### Work to do
Pick out every line holding the string "title" and copy it.

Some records
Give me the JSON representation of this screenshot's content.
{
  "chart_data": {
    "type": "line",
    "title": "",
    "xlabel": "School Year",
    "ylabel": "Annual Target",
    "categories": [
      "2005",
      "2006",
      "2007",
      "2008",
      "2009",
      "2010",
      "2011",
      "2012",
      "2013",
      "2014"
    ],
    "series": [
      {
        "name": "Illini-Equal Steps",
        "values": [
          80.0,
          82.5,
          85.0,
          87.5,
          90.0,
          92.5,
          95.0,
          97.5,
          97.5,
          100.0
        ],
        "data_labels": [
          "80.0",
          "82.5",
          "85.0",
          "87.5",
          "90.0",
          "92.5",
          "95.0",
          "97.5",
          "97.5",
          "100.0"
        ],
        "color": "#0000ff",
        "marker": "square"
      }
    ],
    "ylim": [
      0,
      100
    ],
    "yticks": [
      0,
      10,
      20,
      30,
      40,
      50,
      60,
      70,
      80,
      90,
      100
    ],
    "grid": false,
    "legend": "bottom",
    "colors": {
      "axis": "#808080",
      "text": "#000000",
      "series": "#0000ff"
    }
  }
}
==
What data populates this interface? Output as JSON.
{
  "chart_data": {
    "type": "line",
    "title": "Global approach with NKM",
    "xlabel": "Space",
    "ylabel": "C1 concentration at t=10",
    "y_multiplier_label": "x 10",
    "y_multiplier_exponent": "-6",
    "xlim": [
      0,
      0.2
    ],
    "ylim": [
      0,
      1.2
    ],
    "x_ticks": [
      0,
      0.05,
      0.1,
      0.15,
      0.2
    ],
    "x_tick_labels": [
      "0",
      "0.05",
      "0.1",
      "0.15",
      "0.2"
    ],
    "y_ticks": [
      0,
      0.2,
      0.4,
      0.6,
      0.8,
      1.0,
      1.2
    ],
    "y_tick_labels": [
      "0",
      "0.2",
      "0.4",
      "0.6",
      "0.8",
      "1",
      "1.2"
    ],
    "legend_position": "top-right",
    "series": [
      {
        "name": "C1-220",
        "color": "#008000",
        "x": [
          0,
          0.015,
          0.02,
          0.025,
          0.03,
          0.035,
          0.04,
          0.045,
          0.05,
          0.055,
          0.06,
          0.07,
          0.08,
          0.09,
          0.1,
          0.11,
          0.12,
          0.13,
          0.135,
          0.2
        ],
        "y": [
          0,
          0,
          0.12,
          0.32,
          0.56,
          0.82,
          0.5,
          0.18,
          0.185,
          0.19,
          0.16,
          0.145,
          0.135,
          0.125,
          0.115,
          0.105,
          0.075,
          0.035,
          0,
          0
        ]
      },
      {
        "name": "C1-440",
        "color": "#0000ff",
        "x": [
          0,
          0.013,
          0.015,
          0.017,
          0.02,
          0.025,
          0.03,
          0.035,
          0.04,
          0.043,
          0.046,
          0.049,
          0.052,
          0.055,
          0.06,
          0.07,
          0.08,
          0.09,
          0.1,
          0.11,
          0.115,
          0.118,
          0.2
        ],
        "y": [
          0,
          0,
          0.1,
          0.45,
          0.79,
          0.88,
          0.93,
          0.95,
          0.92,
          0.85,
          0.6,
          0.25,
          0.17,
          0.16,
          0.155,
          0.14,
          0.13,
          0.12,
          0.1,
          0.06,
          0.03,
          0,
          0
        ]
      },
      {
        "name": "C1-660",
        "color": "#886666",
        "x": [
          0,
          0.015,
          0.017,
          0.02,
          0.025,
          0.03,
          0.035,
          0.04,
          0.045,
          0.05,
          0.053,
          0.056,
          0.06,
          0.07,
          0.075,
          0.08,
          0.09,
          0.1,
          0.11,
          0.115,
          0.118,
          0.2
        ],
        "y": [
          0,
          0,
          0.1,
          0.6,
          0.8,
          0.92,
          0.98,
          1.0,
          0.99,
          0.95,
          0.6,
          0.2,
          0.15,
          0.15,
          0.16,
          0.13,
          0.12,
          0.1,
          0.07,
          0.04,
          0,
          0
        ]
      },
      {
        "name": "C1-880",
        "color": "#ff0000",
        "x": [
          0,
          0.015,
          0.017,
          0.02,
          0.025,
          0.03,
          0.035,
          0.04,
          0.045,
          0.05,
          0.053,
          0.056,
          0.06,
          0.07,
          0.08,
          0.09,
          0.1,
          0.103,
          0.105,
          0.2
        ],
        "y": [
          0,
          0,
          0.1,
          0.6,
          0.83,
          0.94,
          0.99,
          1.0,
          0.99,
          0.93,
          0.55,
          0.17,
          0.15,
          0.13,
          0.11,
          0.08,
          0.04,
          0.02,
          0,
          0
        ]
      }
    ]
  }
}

### Exercise output
    "title": "",
    "title": "Global approach with NKM",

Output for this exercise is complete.